• [What is being asked]
Output the lines that follow exactly as they are.

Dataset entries
============================================================

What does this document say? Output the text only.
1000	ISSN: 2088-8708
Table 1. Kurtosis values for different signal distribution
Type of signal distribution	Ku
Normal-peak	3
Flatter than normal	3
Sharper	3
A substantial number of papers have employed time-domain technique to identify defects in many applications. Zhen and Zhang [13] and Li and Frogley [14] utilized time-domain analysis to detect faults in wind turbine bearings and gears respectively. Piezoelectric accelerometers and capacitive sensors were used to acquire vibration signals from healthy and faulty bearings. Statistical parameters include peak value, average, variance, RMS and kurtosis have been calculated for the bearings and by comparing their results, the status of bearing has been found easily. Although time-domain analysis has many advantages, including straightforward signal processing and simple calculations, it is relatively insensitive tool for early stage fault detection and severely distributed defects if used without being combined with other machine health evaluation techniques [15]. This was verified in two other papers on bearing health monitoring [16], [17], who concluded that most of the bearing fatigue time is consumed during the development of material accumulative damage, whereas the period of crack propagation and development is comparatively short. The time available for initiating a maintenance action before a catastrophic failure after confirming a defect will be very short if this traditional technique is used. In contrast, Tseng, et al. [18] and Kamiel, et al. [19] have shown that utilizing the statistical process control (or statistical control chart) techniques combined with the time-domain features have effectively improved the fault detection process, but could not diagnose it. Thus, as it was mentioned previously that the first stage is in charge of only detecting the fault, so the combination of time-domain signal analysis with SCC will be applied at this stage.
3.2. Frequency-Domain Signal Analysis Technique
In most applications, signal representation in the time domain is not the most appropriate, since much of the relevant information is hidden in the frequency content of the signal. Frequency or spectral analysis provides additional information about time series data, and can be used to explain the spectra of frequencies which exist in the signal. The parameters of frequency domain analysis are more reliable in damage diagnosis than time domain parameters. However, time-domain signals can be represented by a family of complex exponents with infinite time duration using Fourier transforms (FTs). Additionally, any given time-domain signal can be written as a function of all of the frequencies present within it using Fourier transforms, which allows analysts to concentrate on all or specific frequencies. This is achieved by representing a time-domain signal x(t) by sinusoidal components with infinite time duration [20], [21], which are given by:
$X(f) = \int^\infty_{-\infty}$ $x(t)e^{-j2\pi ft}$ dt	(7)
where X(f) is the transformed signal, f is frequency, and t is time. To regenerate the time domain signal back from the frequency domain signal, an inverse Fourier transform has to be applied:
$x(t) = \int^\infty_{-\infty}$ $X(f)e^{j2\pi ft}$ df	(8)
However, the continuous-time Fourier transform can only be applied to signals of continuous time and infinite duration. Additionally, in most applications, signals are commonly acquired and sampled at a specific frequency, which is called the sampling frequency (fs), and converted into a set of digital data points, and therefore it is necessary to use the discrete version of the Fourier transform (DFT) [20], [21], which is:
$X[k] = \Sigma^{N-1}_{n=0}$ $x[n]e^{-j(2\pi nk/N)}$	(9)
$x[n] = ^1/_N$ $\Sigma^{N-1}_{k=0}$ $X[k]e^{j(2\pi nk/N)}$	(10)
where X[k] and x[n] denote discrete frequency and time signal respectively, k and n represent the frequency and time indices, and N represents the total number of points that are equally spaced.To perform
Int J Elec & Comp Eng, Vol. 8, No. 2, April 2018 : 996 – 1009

============================================================

• [Finished task]
What does this document say? Output the text only.
1000	ISSN: 2088-8708
Table 1. Kurtosis values for different signal distribution
Type of signal distribution	Ku
Normal-peak	3
Flatter than normal	3
Sharper	3
A substantial number of papers have employed time-domain technique to identify defects in many applications. Zhen and Zhang [13] and Li and Frogley [14] utilized time-domain analysis to detect faults in wind turbine bearings and gears respectively. Piezoelectric accelerometers and capacitive sensors were used to acquire vibration signals from healthy and faulty bearings. Statistical parameters include peak value, average, variance, RMS and kurtosis have been calculated for the bearings and by comparing their results, the status of bearing has been found easily. Although time-domain analysis has many advantages, including straightforward signal processing and simple calculations, it is relatively insensitive tool for early stage fault detection and severely distributed defects if used without being combined with other machine health evaluation techniques [15]. This was verified in two other papers on bearing health monitoring [16], [17], who concluded that most of the bearing fatigue time is consumed during the development of material accumulative damage, whereas the period of crack propagation and development is comparatively short. The time available for initiating a maintenance action before a catastrophic failure after confirming a defect will be very short if this traditional technique is used. In contrast, Tseng, et al. [18] and Kamiel, et al. [19] have shown that utilizing the statistical process control (or statistical control chart) techniques combined with the time-domain features have effectively improved the fault detection process, but could not diagnose it. Thus, as it was mentioned previously that the first stage is in charge of only detecting the fault, so the combination of time-domain signal analysis with SCC will be applied at this stage.
3.2. Frequency-Domain Signal Analysis Technique
In most applications, signal representation in the time domain is not the most appropriate, since much of the relevant information is hidden in the frequency content of the signal. Frequency or spectral analysis provides additional information about time series data, and can be used to explain the spectra of frequencies which exist in the signal. The parameters of frequency domain analysis are more reliable in damage diagnosis than time domain parameters. However, time-domain signals can be represented by a family of complex exponents with infinite time duration using Fourier transforms (FTs). Additionally, any given time-domain signal can be written as a function of all of the frequencies present within it using Fourier transforms, which allows analysts to concentrate on all or specific frequencies. This is achieved by representing a time-domain signal x(t) by sinusoidal components with infinite time duration [20], [21], which are given by:
$X(f) = \int^\infty_{-\infty}$ $x(t)e^{-j2\pi ft}$ dt	(7)
where X(f) is the transformed signal, f is frequency, and t is time. To regenerate the time domain signal back from the frequency domain signal, an inverse Fourier transform has to be applied:
$x(t) = \int^\infty_{-\infty}$ $X(f)e^{j2\pi ft}$ df	(8)
However, the continuous-time Fourier transform can only be applied to signals of continuous time and infinite duration. Additionally, in most applications, signals are commonly acquired and sampled at a specific frequency, which is called the sampling frequency (fs), and converted into a set of digital data points, and therefore it is necessary to use the discrete version of the Fourier transform (DFT) [20], [21], which is:
$X[k] = \Sigma^{N-1}_{n=0}$ $x[n]e^{-j(2\pi nk/N)}$	(9)
$x[n] = ^1/_N$ $\Sigma^{N-1}_{k=0}$ $X[k]e^{j(2\pi nk/N)}$	(10)
where X[k] and x[n] denote discrete frequency and time signal respectively, k and n represent the frequency and time indices, and N represents the total number of points that are equally spaced.To perform
Int J Elec & Comp Eng, Vol. 8, No. 2, April 2018 : 996 – 1009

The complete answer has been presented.